> SUPPLIED RECORDS:
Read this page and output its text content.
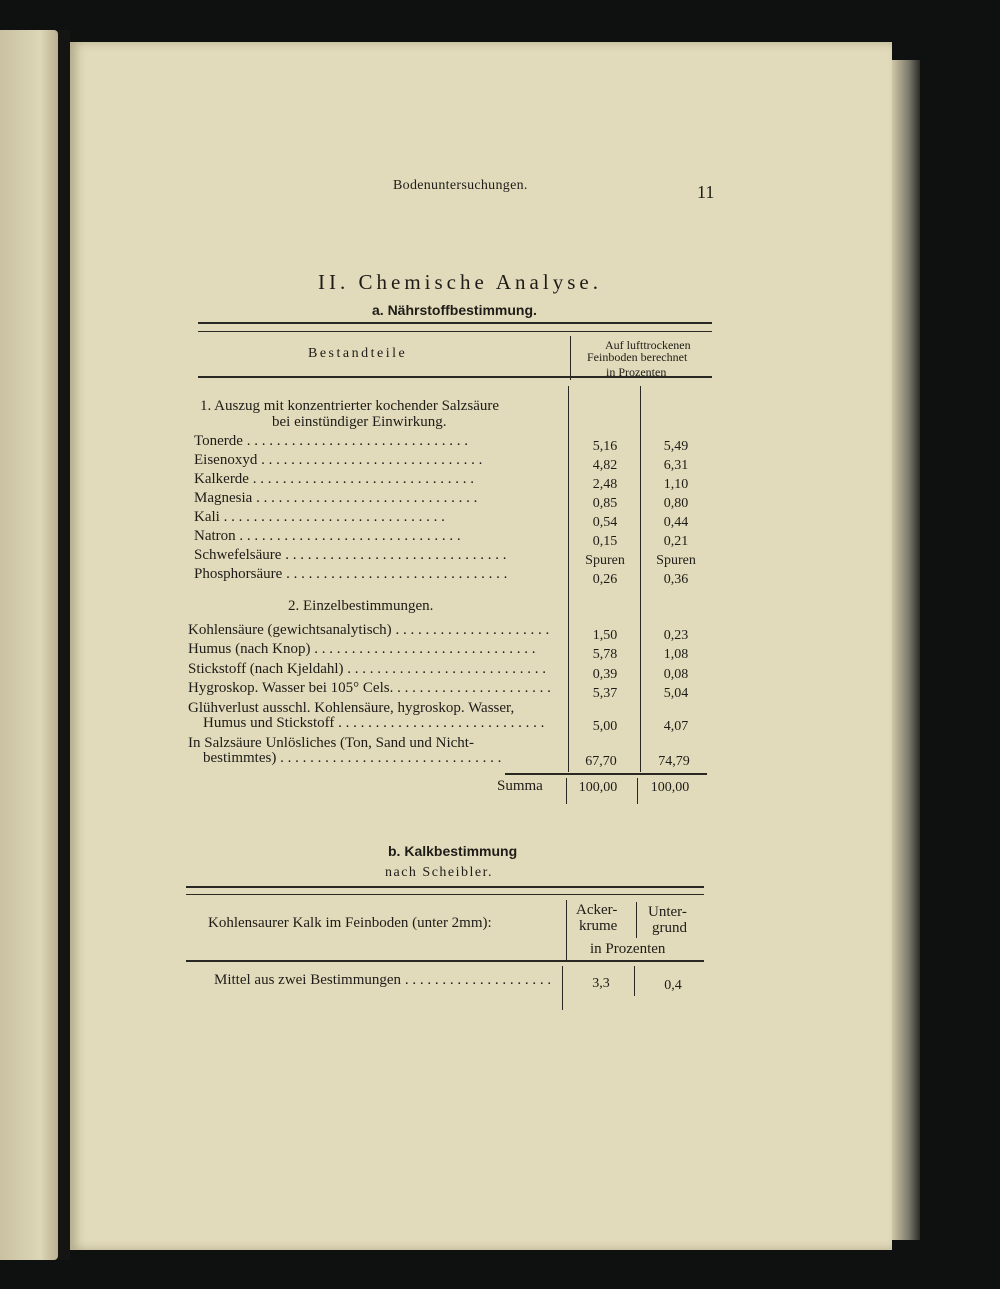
Bodenuntersuchungen.	11
II. Chemische Analyse.
a. Nährstoffbestimmung.
Bestandteile
Auf lufttrockenen
Feinboden berechnet
in Prozenten
1. Auszug mit konzentrierter kochender Salzsäure
bei einstündiger Einwirkung.
Tonerde . . .	5,16	5,49
Eisenoxyd . . .	4,82	6,31
Kalkerde . . .	2,48	1,10
Magnesia . . .	0,85	0,80
Kali . . .	0,54	0,44
Natron . . .	0,15	0,21
Schwefelsäure . . .	Spuren	Spuren
Phosphorsäure . . .	0,26	0,36
2. Einzelbestimmungen.
Kohlensäure (gewichtsanalytisch) . . .	1,50	0,23
Humus (nach Knop) . . .	5,78	1,08
Stickstoff (nach Kjeldahl) . . .	0,39	0,08
Hygroskop. Wasser bei 105° Cels. . . .	5,37	5,04
Glühverlust ausschl. Kohlensäure, hygroskop. Wasser,
Humus und Stickstoff . . .	5,00	4,07
In Salzsäure Unlösliches (Ton, Sand und Nicht-
bestimmtes) . . .	67,70	74,79
Summa	100,00	100,00
b. Kalkbestimmung
nach Scheibler.
Kohlensaurer Kalk im Feinboden (unter 2mm):
Acker-
krume
Unter-
grund
in Prozenten
Mittel aus zwei Bestimmungen . . .	3,3	0,4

> GOAL:
Search the data for "nach". Copy every line that has it.

> EXERCISE ANSWER:
Humus (nach Knop) . . .	5,78	1,08
Stickstoff (nach Kjeldahl) . . .	0,39	0,08
nach Scheibler.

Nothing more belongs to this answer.